## Start
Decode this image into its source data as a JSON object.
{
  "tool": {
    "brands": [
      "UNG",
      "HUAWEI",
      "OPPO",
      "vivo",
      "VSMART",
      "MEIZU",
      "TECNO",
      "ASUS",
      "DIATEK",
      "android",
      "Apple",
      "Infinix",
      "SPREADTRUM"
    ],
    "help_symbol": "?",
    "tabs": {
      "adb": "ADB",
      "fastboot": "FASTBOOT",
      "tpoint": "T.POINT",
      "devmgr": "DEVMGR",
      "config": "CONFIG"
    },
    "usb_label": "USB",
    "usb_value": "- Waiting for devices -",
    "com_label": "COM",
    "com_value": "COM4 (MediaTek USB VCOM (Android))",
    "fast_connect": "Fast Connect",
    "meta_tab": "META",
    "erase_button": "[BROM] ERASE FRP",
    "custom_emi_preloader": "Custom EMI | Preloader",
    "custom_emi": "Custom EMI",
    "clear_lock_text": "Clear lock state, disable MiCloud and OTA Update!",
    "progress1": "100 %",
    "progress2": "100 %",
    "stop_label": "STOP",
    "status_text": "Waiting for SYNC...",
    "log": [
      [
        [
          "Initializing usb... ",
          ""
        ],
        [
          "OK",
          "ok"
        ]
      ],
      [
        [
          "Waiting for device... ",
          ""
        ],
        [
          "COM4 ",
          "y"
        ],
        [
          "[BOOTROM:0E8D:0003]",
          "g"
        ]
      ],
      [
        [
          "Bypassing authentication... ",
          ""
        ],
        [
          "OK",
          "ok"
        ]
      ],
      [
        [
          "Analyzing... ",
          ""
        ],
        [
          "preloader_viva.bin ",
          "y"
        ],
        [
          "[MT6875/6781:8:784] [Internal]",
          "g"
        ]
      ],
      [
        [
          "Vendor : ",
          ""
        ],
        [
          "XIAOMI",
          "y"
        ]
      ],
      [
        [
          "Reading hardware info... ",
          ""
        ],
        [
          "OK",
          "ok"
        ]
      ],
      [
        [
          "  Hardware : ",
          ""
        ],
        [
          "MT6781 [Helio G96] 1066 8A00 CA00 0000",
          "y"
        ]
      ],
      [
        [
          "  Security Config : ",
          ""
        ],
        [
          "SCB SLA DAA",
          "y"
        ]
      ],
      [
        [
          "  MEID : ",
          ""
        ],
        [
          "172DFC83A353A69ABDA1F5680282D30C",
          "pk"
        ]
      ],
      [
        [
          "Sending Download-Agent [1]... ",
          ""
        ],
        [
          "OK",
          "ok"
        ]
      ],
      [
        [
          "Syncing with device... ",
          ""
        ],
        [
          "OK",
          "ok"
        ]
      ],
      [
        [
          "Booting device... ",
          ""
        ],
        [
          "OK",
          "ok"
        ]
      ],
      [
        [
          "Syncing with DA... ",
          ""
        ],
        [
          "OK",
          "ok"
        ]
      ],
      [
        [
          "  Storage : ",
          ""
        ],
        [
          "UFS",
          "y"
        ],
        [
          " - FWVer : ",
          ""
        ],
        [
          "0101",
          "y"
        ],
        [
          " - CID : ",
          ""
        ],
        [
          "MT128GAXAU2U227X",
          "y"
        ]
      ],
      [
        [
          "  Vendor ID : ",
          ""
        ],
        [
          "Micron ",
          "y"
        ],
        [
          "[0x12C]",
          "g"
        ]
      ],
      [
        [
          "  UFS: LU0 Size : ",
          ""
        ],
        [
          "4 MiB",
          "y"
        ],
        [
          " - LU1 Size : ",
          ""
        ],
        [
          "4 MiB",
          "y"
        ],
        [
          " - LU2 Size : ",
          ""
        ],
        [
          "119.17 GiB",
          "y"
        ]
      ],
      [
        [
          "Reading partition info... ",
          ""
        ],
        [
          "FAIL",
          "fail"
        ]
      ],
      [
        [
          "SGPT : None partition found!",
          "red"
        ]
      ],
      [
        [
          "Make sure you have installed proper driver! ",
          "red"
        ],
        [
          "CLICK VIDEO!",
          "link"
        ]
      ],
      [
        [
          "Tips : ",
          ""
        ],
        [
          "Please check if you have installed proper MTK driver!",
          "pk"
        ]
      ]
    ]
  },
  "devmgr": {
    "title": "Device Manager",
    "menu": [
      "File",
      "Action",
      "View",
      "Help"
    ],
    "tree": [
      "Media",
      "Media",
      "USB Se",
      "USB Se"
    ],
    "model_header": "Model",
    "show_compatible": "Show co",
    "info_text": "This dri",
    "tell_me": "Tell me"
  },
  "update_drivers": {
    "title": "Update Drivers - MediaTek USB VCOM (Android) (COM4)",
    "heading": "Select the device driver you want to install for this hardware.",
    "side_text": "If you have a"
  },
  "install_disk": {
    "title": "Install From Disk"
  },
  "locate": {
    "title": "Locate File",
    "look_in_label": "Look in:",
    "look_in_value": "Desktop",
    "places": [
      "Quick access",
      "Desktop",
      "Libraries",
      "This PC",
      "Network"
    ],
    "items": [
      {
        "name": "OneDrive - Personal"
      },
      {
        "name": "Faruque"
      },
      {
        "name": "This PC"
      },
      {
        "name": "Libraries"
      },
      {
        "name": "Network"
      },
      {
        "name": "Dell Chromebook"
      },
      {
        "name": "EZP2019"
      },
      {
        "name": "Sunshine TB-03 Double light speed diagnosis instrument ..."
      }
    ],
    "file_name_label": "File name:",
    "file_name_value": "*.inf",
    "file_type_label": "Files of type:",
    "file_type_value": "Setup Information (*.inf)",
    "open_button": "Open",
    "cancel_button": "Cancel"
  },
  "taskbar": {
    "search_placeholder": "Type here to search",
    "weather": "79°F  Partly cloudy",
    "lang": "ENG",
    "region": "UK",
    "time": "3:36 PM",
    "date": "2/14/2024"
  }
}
## End
Retype the records above exactly.

Decode this image into its source data as a JSON object.
{
  "tool": {
    "brands": [
      "UNG",
      "HUAWEI",
      "OPPO",
      "vivo",
      "VSMART",
      "MEIZU",
      "TECNO",
      "ASUS",
      "DIATEK",
      "android",
      "Apple",
      "Infinix",
      "SPREADTRUM"
    ],
    "help_symbol": "?",
    "tabs": {
      "adb": "ADB",
      "fastboot": "FASTBOOT",
      "tpoint": "T.POINT",
      "devmgr": "DEVMGR",
      "config": "CONFIG"
    },
    "usb_label": "USB",
    "usb_value": "- Waiting for devices -",
    "com_label": "COM",
    "com_value": "COM4 (MediaTek USB VCOM (Android))",
    "fast_connect": "Fast Connect",
    "meta_tab": "META",
    "erase_button": "[BROM] ERASE FRP",
    "custom_emi_preloader": "Custom EMI | Preloader",
    "custom_emi": "Custom EMI",
    "clear_lock_text": "Clear lock state, disable MiCloud and OTA Update!",
    "progress1": "100 %",
    "progress2": "100 %",
    "stop_label": "STOP",
    "status_text": "Waiting for SYNC...",
    "log": [
      [
        [
          "Initializing usb... ",
          ""
        ],
        [
          "OK",
          "ok"
        ]
      ],
      [
        [
          "Waiting for device... ",
          ""
        ],
        [
          "COM4 ",
          "y"
        ],
        [
          "[BOOTROM:0E8D:0003]",
          "g"
        ]
      ],
      [
        [
          "Bypassing authentication... ",
          ""
        ],
        [
          "OK",
          "ok"
        ]
      ],
      [
        [
          "Analyzing... ",
          ""
        ],
        [
          "preloader_viva.bin ",
          "y"
        ],
        [
          "[MT6875/6781:8:784] [Internal]",
          "g"
        ]
      ],
      [
        [
          "Vendor : ",
          ""
        ],
        [
          "XIAOMI",
          "y"
        ]
      ],
      [
        [
          "Reading hardware info... ",
          ""
        ],
        [
          "OK",
          "ok"
        ]
      ],
      [
        [
          "  Hardware : ",
          ""
        ],
        [
          "MT6781 [Helio G96] 1066 8A00 CA00 0000",
          "y"
        ]
      ],
      [
        [
          "  Security Config : ",
          ""
        ],
        [
          "SCB SLA DAA",
          "y"
        ]
      ],
      [
        [
          "  MEID : ",
          ""
        ],
        [
          "172DFC83A353A69ABDA1F5680282D30C",
          "pk"
        ]
      ],
      [
        [
          "Sending Download-Agent [1]... ",
          ""
        ],
        [
          "OK",
          "ok"
        ]
      ],
      [
        [
          "Syncing with device... ",
          ""
        ],
        [
          "OK",
          "ok"
        ]
      ],
      [
        [
          "Booting device... ",
          ""
        ],
        [
          "OK",
          "ok"
        ]
      ],
      [
        [
          "Syncing with DA... ",
          ""
        ],
        [
          "OK",
          "ok"
        ]
      ],
      [
        [
          "  Storage : ",
          ""
        ],
        [
          "UFS",
          "y"
        ],
        [
          " - FWVer : ",
          ""
        ],
        [
          "0101",
          "y"
        ],
        [
          " - CID : ",
          ""
        ],
        [
          "MT128GAXAU2U227X",
          "y"
        ]
      ],
      [
        [
          "  Vendor ID : ",
          ""
        ],
        [
          "Micron ",
          "y"
        ],
        [
          "[0x12C]",
          "g"
        ]
      ],
      [
        [
          "  UFS: LU0 Size : ",
          ""
        ],
        [
          "4 MiB",
          "y"
        ],
        [
          " - LU1 Size : ",
          ""
        ],
        [
          "4 MiB",
          "y"
        ],
        [
          " - LU2 Size : ",
          ""
        ],
        [
          "119.17 GiB",
          "y"
        ]
      ],
      [
        [
          "Reading partition info... ",
          ""
        ],
        [
          "FAIL",
          "fail"
        ]
      ],
      [
        [
          "SGPT : None partition found!",
          "red"
        ]
      ],
      [
        [
          "Make sure you have installed proper driver! ",
          "red"
        ],
        [
          "CLICK VIDEO!",
          "link"
        ]
      ],
      [
        [
          "Tips : ",
          ""
        ],
        [
          "Please check if you have installed proper MTK driver!",
          "pk"
        ]
      ]
    ]
  },
  "devmgr": {
    "title": "Device Manager",
    "menu": [
      "File",
      "Action",
      "View",
      "Help"
    ],
    "tree": [
      "Media",
      "Media",
      "USB Se",
      "USB Se"
    ],
    "model_header": "Model",
    "show_compatible": "Show co",
    "info_text": "This dri",
    "tell_me": "Tell me"
  },
  "update_drivers": {
    "title": "Update Drivers - MediaTek USB VCOM (Android) (COM4)",
    "heading": "Select the device driver you want to install for this hardware.",
    "side_text": "If you have a"
  },
  "install_disk": {
    "title": "Install From Disk"
  },
  "locate": {
    "title": "Locate File",
    "look_in_label": "Look in:",
    "look_in_value": "Desktop",
    "places": [
      "Quick access",
      "Desktop",
      "Libraries",
      "This PC",
      "Network"
    ],
    "items": [
      {
        "name": "OneDrive - Personal"
      },
      {
        "name": "Faruque"
      },
      {
        "name": "This PC"
      },
      {
        "name": "Libraries"
      },
      {
        "name": "Network"
      },
      {
        "name": "Dell Chromebook"
      },
      {
        "name": "EZP2019"
      },
      {
        "name": "Sunshine TB-03 Double light speed diagnosis instrument ..."
      }
    ],
    "file_name_label": "File name:",
    "file_name_value": "*.inf",
    "file_type_label": "Files of type:",
    "file_type_value": "Setup Information (*.inf)",
    "open_button": "Open",
    "cancel_button": "Cancel"
  },
  "taskbar": {
    "search_placeholder": "Type here to search",
    "weather": "79°F  Partly cloudy",
    "lang": "ENG",
    "region": "UK",
    "time": "3:36 PM",
    "date": "2/14/2024"
  }
}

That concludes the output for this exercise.